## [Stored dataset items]
-- start --
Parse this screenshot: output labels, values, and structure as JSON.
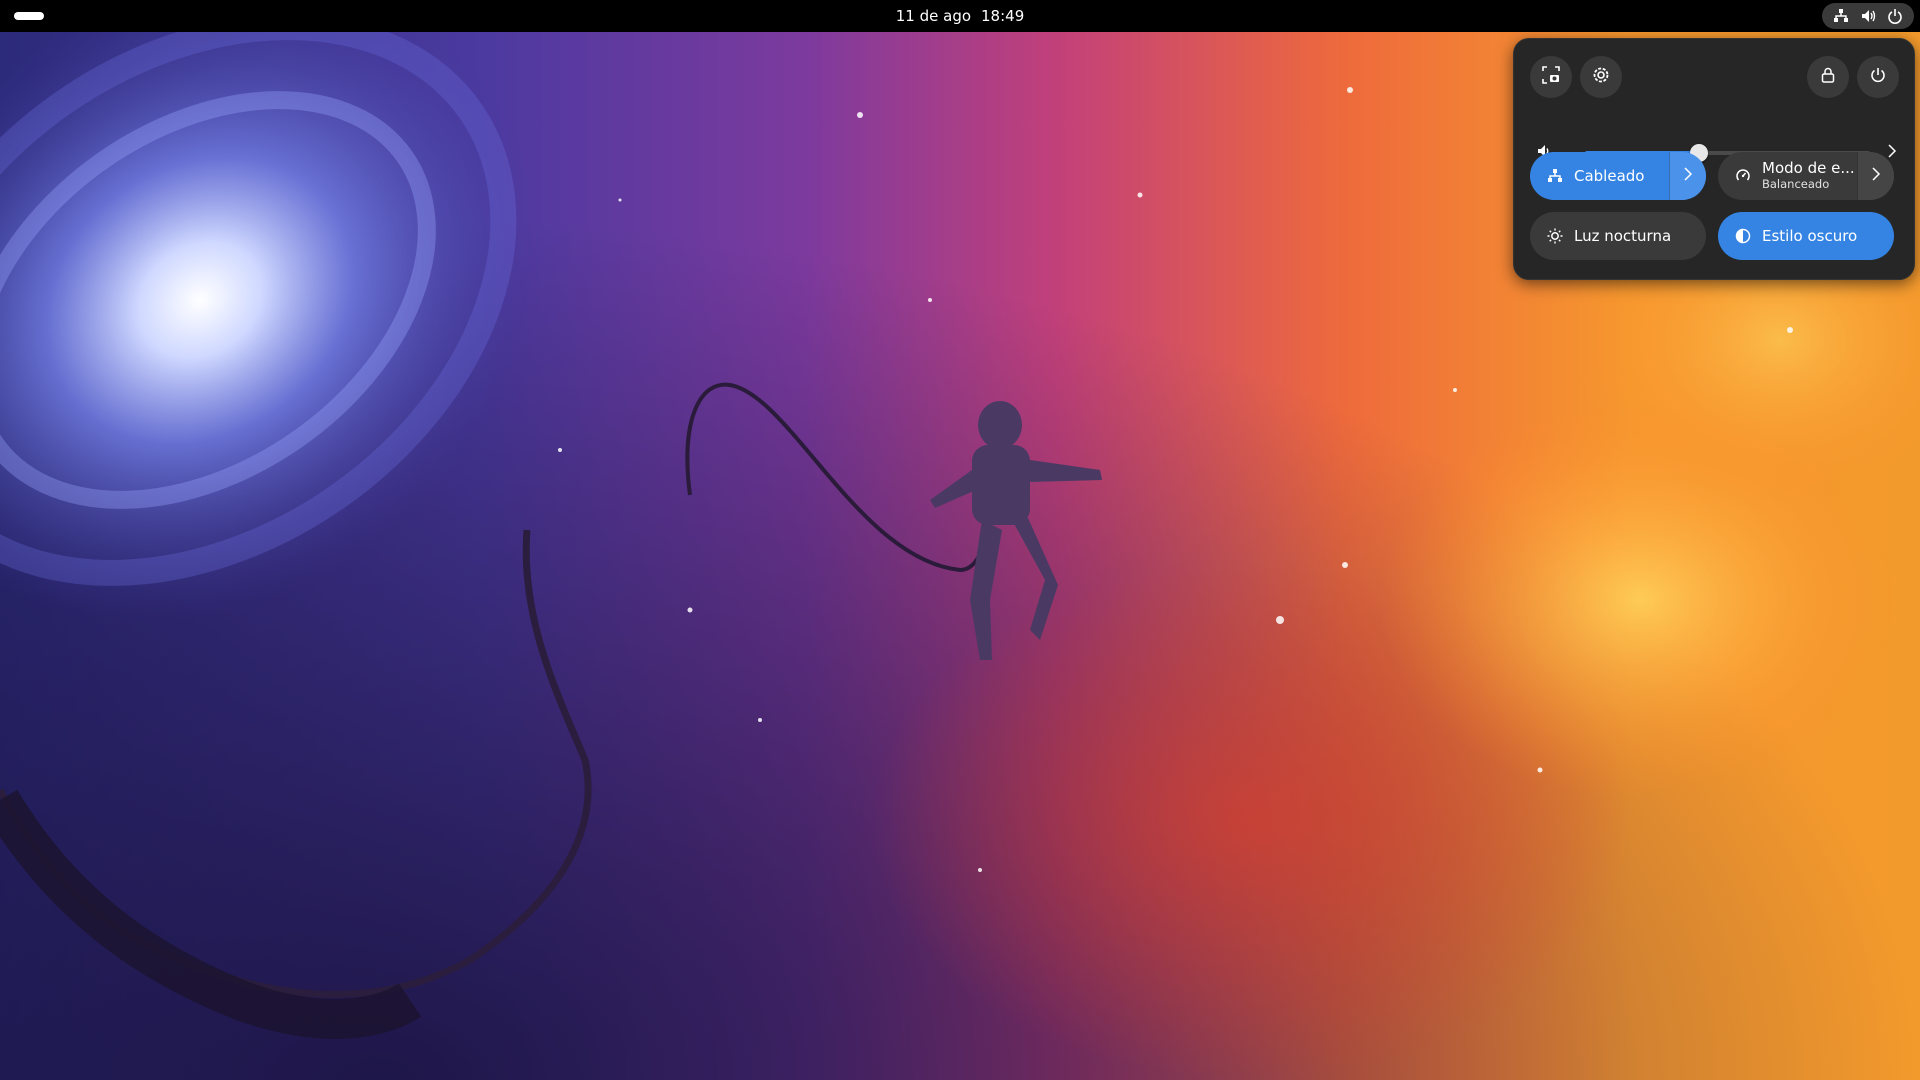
{
  "topbar": {
    "date": "11 de ago",
    "time": "18:49",
    "status_icons": [
      "network-wired-icon",
      "volume-icon",
      "power-icon"
    ]
  },
  "quick_settings": {
    "volume_level": 0.4,
    "toggles": {
      "wired": {
        "label": "Cableado",
        "active": true
      },
      "power_mode": {
        "label": "Modo de e...",
        "subtitle": "Balanceado",
        "active": false
      },
      "night_light": {
        "label": "Luz nocturna",
        "active": false
      },
      "dark_style": {
        "label": "Estilo oscuro",
        "active": true
      }
    }
  },
  "colors": {
    "accent": "#3584e4",
    "panel_bg": "#262626",
    "button_bg": "#3a3a3a"
  }
}
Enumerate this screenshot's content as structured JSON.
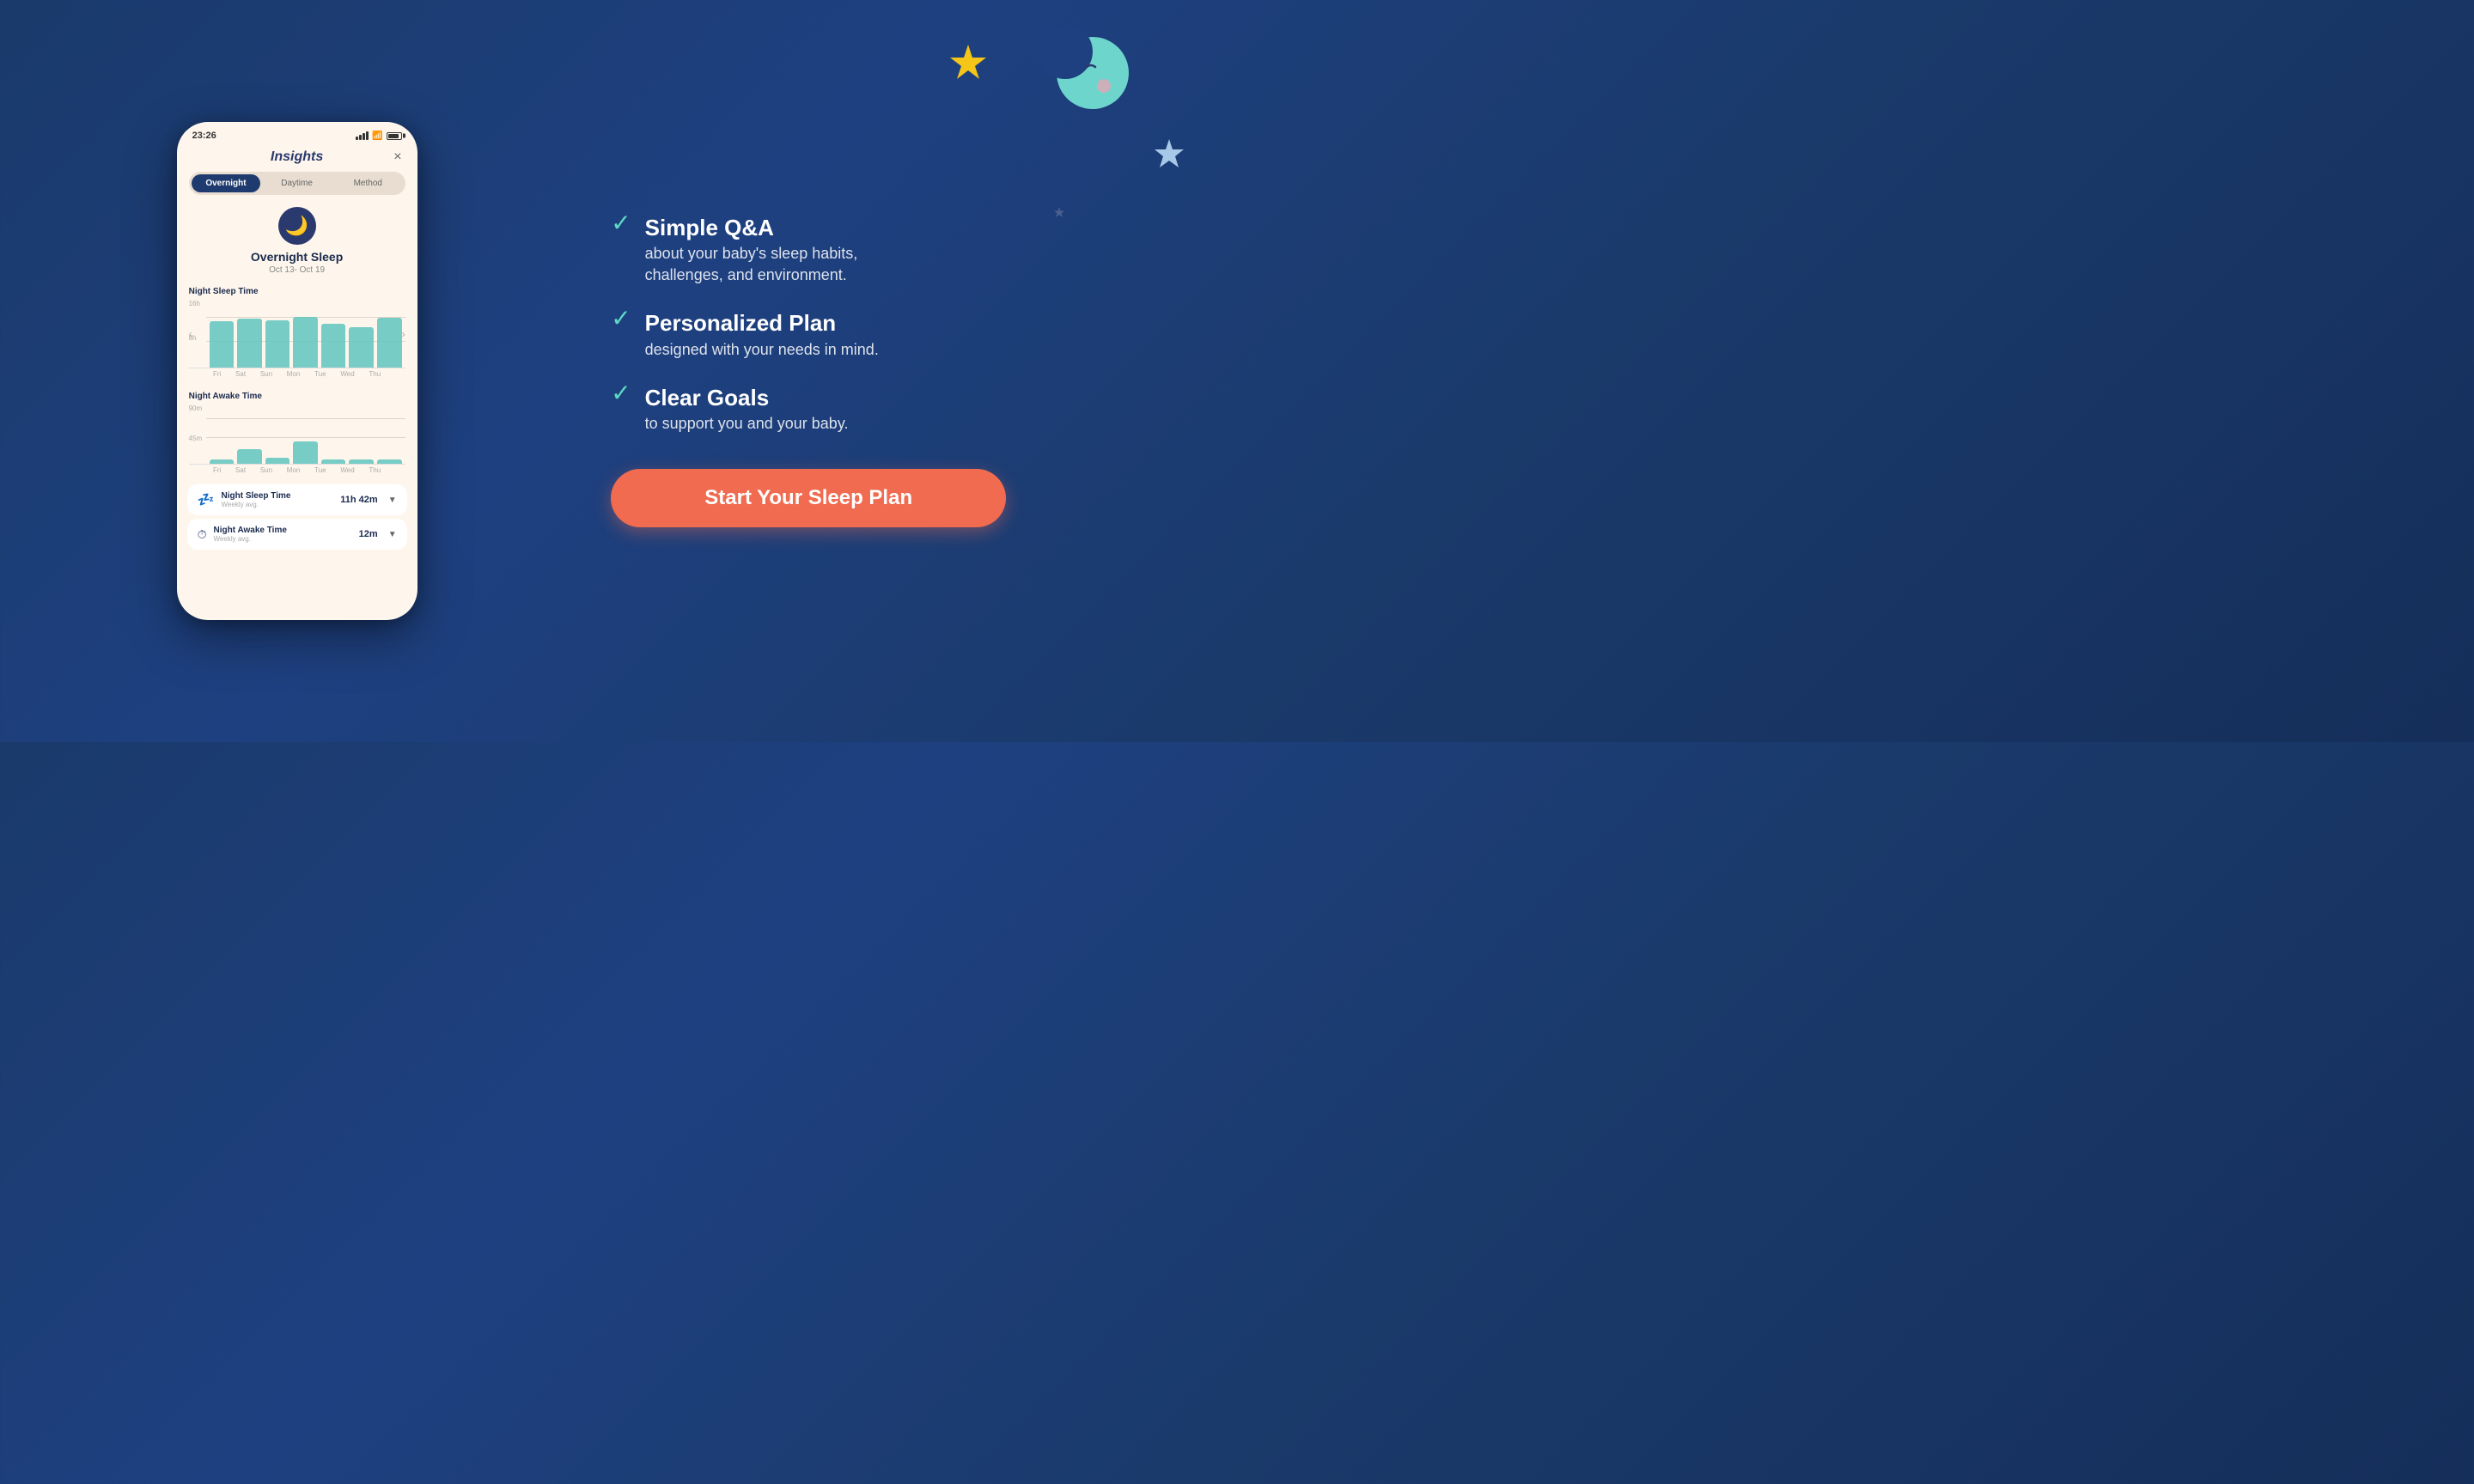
-- end --
Nothing but the pictures may be dropped; output the records above exactly.

## [OUTPUT]
Parse this screenshot: output labels, values, and structure as JSON.
{
  "topbar": {
    "date": "11 de ago",
    "time": "18:49",
    "status_icons": [
      "network-wired-icon",
      "volume-icon",
      "power-icon"
    ]
  },
  "quick_settings": {
    "volume_level": 0.4,
    "toggles": {
      "wired": {
        "label": "Cableado",
        "active": true
      },
      "power_mode": {
        "label": "Modo de e...",
        "subtitle": "Balanceado",
        "active": false
      },
      "night_light": {
        "label": "Luz nocturna",
        "active": false
      },
      "dark_style": {
        "label": "Estilo oscuro",
        "active": true
      }
    }
  },
  "colors": {
    "accent": "#3584e4",
    "panel_bg": "#262626",
    "button_bg": "#3a3a3a"
  }
}
Enumerate this screenshot's content as structured JSON.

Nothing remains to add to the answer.